Start Dataset

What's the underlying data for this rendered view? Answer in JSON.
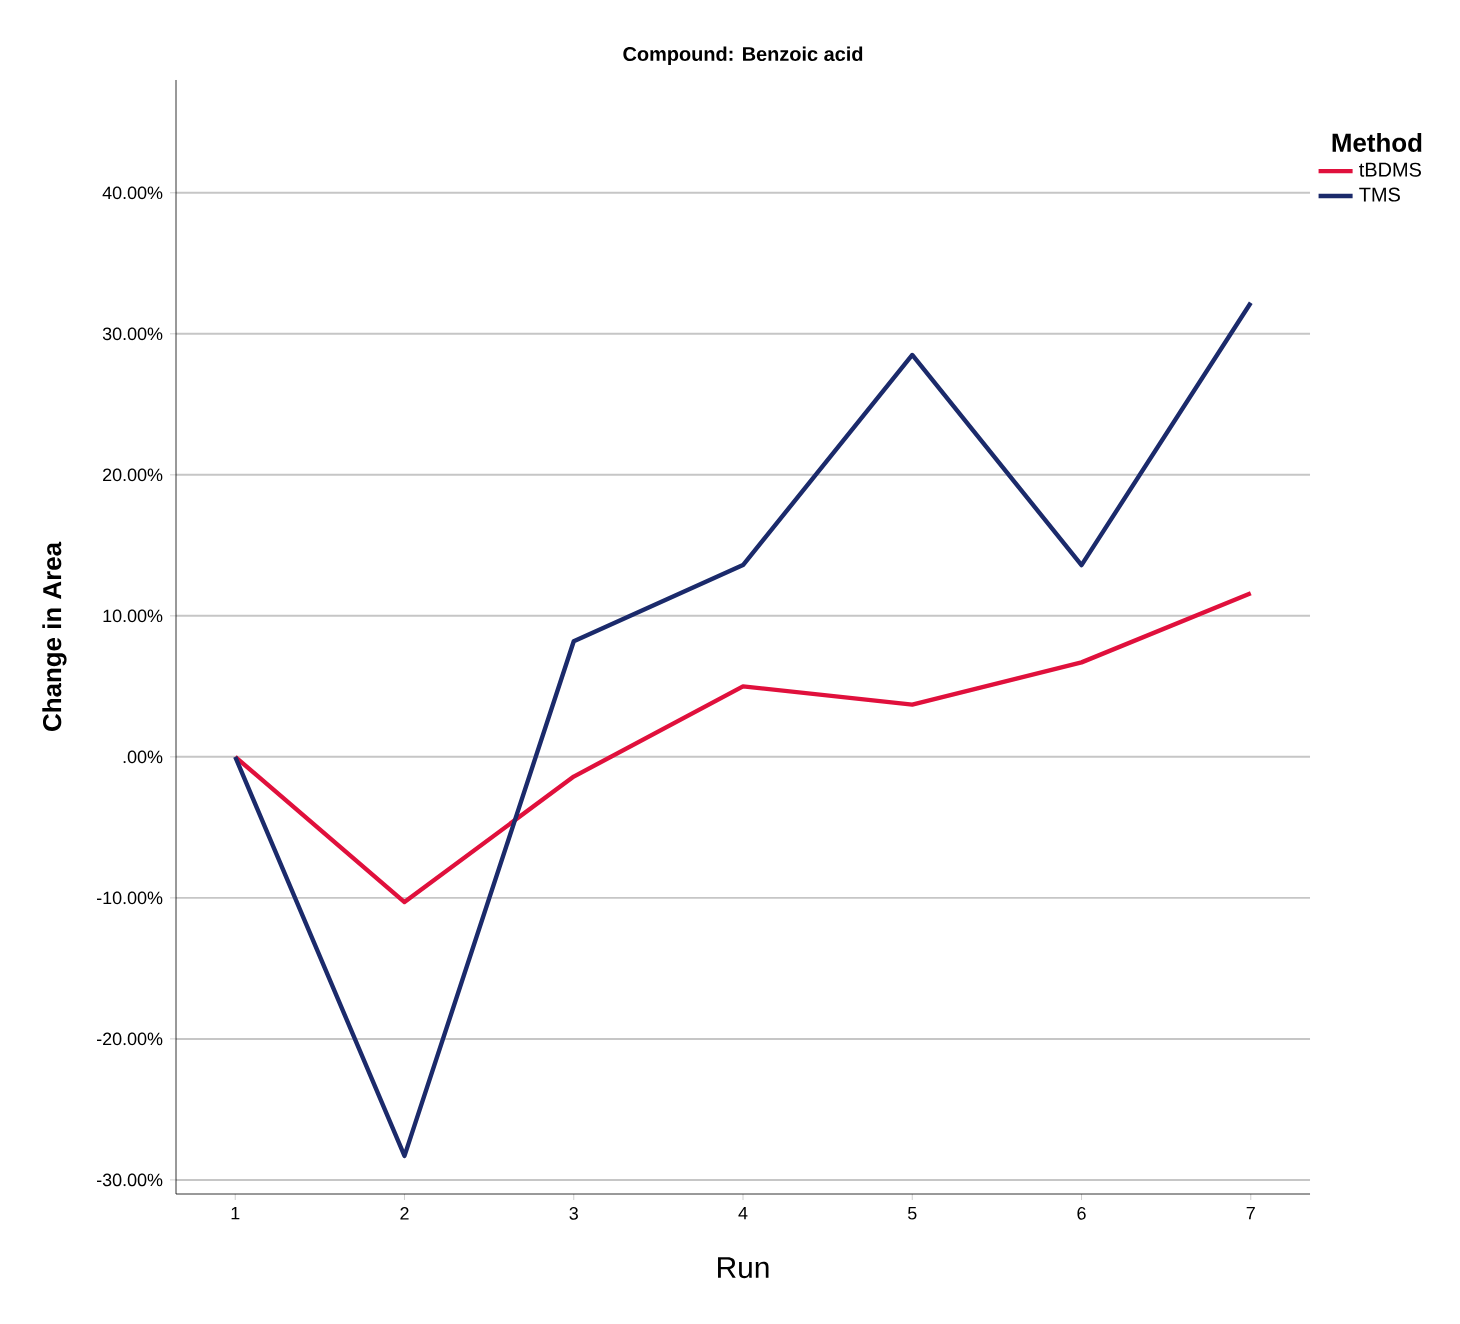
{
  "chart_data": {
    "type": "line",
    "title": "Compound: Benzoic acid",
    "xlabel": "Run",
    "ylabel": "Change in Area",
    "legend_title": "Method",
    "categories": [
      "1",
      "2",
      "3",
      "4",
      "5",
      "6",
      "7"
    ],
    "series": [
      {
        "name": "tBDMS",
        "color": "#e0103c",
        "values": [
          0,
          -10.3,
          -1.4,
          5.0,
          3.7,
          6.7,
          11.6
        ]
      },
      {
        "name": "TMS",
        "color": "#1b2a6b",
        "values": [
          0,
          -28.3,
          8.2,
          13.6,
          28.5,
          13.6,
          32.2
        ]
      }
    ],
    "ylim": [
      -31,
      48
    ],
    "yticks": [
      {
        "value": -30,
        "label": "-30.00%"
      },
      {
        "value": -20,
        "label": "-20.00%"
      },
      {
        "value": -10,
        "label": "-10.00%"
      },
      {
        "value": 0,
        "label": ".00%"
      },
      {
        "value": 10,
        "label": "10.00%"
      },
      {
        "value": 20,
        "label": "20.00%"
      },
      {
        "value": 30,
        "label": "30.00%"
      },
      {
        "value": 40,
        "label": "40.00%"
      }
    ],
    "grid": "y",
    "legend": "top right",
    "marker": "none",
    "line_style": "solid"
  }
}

End Dataset

Work to be completed: Leave the images out, please, and restate each line word for word.

Exercise solution:
What's the underlying data for this rendered view? Answer in JSON.
{
  "chart_data": {
    "type": "line",
    "title": "Compound: Benzoic acid",
    "xlabel": "Run",
    "ylabel": "Change in Area",
    "legend_title": "Method",
    "categories": [
      "1",
      "2",
      "3",
      "4",
      "5",
      "6",
      "7"
    ],
    "series": [
      {
        "name": "tBDMS",
        "color": "#e0103c",
        "values": [
          0,
          -10.3,
          -1.4,
          5.0,
          3.7,
          6.7,
          11.6
        ]
      },
      {
        "name": "TMS",
        "color": "#1b2a6b",
        "values": [
          0,
          -28.3,
          8.2,
          13.6,
          28.5,
          13.6,
          32.2
        ]
      }
    ],
    "ylim": [
      -31,
      48
    ],
    "yticks": [
      {
        "value": -30,
        "label": "-30.00%"
      },
      {
        "value": -20,
        "label": "-20.00%"
      },
      {
        "value": -10,
        "label": "-10.00%"
      },
      {
        "value": 0,
        "label": ".00%"
      },
      {
        "value": 10,
        "label": "10.00%"
      },
      {
        "value": 20,
        "label": "20.00%"
      },
      {
        "value": 30,
        "label": "30.00%"
      },
      {
        "value": 40,
        "label": "40.00%"
      }
    ],
    "grid": "y",
    "legend": "top right",
    "marker": "none",
    "line_style": "solid"
  }
}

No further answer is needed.